------ ИСХОДНЫЕ ДАННЫЕ ------

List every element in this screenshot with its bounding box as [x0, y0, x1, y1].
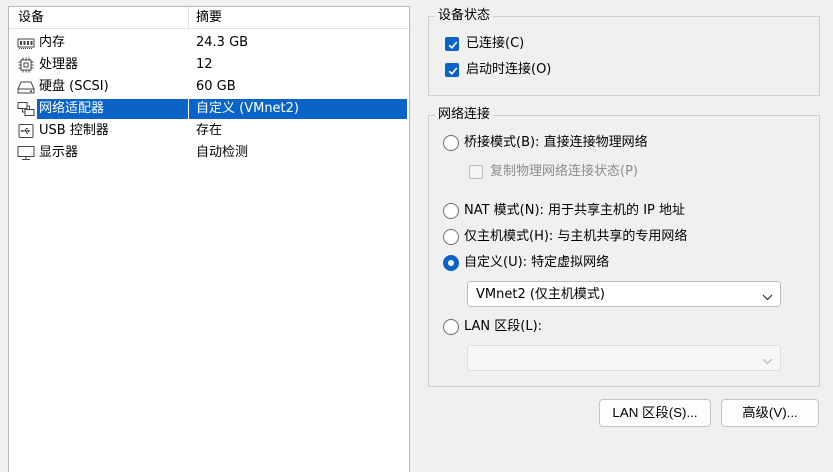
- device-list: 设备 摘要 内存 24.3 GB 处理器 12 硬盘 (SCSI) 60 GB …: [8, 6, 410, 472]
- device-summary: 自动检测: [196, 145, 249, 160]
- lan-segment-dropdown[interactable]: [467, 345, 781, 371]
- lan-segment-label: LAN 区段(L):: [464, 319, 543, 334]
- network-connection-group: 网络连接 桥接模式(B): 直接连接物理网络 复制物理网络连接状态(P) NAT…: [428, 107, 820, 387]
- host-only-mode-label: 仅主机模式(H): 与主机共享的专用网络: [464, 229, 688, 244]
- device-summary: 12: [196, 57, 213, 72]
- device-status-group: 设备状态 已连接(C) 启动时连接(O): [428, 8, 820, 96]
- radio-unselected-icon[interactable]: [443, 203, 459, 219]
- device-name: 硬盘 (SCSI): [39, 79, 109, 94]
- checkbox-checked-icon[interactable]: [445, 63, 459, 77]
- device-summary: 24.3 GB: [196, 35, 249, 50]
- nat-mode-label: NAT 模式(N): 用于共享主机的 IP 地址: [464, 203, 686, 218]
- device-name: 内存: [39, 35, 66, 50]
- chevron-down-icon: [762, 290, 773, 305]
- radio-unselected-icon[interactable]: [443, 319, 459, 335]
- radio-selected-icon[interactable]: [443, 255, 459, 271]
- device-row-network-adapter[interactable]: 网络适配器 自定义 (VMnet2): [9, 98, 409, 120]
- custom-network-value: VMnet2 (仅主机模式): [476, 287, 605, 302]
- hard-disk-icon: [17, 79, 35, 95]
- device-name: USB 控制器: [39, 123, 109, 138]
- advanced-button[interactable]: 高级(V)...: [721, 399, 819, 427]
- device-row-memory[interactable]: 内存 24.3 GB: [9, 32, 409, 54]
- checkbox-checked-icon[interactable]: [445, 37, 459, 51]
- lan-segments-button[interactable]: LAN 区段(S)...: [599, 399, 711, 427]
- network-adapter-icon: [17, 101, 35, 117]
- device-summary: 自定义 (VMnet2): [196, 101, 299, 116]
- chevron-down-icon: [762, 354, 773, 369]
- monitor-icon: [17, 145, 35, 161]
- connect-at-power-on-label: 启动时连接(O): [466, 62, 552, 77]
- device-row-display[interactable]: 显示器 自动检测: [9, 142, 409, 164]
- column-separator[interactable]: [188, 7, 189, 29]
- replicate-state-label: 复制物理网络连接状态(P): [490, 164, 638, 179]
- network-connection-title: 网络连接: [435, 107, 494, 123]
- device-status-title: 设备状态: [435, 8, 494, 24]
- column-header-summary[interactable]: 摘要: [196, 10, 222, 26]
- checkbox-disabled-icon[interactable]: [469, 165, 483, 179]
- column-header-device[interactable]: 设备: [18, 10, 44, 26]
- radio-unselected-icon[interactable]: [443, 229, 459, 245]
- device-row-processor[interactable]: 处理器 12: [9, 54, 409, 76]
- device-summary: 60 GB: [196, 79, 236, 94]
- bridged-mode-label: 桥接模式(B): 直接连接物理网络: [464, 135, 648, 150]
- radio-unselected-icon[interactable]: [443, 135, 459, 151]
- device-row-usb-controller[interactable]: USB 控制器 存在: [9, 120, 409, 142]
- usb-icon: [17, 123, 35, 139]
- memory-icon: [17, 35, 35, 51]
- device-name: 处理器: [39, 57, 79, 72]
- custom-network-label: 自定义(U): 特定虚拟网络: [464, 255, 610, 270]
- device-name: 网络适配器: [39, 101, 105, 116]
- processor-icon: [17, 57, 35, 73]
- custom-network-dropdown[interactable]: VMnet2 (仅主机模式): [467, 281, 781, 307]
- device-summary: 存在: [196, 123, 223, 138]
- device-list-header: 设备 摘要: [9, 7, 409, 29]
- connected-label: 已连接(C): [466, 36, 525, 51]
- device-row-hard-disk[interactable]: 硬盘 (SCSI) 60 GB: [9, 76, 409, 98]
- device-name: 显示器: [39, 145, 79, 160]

------
------ ИСХОДНЫЕ ДАННЫЕ ------

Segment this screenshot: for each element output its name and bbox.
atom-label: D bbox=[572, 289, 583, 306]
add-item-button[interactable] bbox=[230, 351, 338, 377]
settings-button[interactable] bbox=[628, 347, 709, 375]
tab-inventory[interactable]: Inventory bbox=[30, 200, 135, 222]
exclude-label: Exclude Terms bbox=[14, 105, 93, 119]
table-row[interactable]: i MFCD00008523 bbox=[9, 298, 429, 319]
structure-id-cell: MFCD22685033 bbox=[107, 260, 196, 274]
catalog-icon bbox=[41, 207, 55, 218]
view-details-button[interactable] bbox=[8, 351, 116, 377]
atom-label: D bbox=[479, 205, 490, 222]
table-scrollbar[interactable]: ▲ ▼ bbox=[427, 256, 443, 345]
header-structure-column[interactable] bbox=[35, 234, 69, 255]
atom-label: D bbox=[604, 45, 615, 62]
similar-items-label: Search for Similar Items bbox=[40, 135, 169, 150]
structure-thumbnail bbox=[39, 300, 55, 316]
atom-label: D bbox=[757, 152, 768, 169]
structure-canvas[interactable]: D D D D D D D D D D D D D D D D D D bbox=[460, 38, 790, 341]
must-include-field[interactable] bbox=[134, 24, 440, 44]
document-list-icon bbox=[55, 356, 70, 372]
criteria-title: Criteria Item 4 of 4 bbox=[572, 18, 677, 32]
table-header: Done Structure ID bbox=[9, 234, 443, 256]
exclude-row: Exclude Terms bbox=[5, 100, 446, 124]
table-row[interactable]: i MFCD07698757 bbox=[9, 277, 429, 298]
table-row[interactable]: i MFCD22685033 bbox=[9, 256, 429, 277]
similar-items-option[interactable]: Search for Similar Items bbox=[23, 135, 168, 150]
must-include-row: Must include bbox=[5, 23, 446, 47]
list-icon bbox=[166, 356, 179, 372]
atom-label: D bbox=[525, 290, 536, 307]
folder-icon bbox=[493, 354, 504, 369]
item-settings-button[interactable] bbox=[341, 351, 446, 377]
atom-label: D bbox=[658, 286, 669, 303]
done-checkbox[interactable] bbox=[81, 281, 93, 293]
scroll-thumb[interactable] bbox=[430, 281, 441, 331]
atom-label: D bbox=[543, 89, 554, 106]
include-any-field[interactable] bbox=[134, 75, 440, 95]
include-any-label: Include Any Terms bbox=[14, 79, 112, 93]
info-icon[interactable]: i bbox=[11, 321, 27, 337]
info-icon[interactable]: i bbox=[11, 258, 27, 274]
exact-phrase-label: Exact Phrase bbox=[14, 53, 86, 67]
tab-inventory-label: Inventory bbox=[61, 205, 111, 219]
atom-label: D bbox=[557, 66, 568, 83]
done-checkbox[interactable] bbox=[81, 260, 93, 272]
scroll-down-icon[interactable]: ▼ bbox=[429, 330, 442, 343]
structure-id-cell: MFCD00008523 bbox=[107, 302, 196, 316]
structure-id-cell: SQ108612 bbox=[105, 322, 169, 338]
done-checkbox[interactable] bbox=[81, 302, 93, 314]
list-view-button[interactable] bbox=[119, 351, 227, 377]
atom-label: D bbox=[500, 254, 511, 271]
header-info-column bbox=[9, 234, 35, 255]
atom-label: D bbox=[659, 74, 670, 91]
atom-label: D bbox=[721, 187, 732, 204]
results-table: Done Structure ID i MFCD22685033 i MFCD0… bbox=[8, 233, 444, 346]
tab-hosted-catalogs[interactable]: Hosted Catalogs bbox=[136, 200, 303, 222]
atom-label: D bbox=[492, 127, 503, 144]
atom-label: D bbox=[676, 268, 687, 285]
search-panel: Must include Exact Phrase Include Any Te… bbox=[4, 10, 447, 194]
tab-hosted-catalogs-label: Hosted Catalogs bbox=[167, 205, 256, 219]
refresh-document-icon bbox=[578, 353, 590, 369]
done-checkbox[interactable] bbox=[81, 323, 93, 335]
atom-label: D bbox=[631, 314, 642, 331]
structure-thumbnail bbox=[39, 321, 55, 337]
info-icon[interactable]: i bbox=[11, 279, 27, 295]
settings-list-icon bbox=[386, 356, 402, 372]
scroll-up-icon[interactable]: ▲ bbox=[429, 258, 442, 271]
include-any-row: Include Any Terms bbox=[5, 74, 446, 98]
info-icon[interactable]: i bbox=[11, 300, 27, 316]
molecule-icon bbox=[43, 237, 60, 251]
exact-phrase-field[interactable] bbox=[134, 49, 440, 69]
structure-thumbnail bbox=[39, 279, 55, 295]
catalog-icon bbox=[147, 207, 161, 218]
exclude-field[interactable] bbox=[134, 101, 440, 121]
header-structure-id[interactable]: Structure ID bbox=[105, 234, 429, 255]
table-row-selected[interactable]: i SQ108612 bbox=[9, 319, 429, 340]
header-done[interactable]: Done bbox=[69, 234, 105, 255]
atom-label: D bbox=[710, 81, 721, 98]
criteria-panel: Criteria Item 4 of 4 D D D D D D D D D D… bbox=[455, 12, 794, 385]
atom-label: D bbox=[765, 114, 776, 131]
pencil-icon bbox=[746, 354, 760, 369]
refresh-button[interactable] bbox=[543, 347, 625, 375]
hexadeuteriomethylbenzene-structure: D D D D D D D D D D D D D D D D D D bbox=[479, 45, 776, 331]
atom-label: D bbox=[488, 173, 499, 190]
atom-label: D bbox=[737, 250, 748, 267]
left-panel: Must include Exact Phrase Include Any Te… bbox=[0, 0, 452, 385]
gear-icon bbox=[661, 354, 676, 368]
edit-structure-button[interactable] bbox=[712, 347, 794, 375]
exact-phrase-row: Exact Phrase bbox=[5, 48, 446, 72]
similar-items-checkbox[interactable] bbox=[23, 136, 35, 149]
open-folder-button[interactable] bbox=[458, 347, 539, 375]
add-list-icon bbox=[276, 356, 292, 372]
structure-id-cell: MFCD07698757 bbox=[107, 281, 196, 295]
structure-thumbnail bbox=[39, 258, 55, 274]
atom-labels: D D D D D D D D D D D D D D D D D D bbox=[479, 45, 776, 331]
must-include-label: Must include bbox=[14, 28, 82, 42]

------

### ЗАДАНИЕ
Скопируйте без изменений строки листинга: всё от строки с «- device-list: 设备» вниз до строки с «- advanced-button[interactable]: 高级(V)...: [721, 399, 819, 427]», обе включительно.

### ОТВЕТ
- device-list: 设备 摘要 内存 24.3 GB 处理器 12 硬盘 (SCSI) 60 GB …: [8, 6, 410, 472]
- device-summary: 自动检测: [196, 145, 249, 160]
- lan-segment-dropdown[interactable]: [467, 345, 781, 371]
- lan-segment-label: LAN 区段(L):: [464, 319, 543, 334]
- network-connection-group: 网络连接 桥接模式(B): 直接连接物理网络 复制物理网络连接状态(P) NAT…: [428, 107, 820, 387]
- host-only-mode-label: 仅主机模式(H): 与主机共享的专用网络: [464, 229, 688, 244]
- device-summary: 12: [196, 57, 213, 72]
- device-status-group: 设备状态 已连接(C) 启动时连接(O): [428, 8, 820, 96]
- radio-unselected-icon[interactable]: [443, 203, 459, 219]
- device-name: 硬盘 (SCSI): [39, 79, 109, 94]
- checkbox-checked-icon[interactable]: [445, 63, 459, 77]
- device-summary: 24.3 GB: [196, 35, 249, 50]
- nat-mode-label: NAT 模式(N): 用于共享主机的 IP 地址: [464, 203, 686, 218]
- device-name: 内存: [39, 35, 66, 50]
- chevron-down-icon: [762, 290, 773, 305]
- radio-unselected-icon[interactable]: [443, 319, 459, 335]
- radio-selected-icon[interactable]: [443, 255, 459, 271]
- device-row-network-adapter[interactable]: 网络适配器 自定义 (VMnet2): [9, 98, 409, 120]
- custom-network-value: VMnet2 (仅主机模式): [476, 287, 605, 302]
- hard-disk-icon: [17, 79, 35, 95]
- device-name: USB 控制器: [39, 123, 109, 138]
- advanced-button[interactable]: 高级(V)...: [721, 399, 819, 427]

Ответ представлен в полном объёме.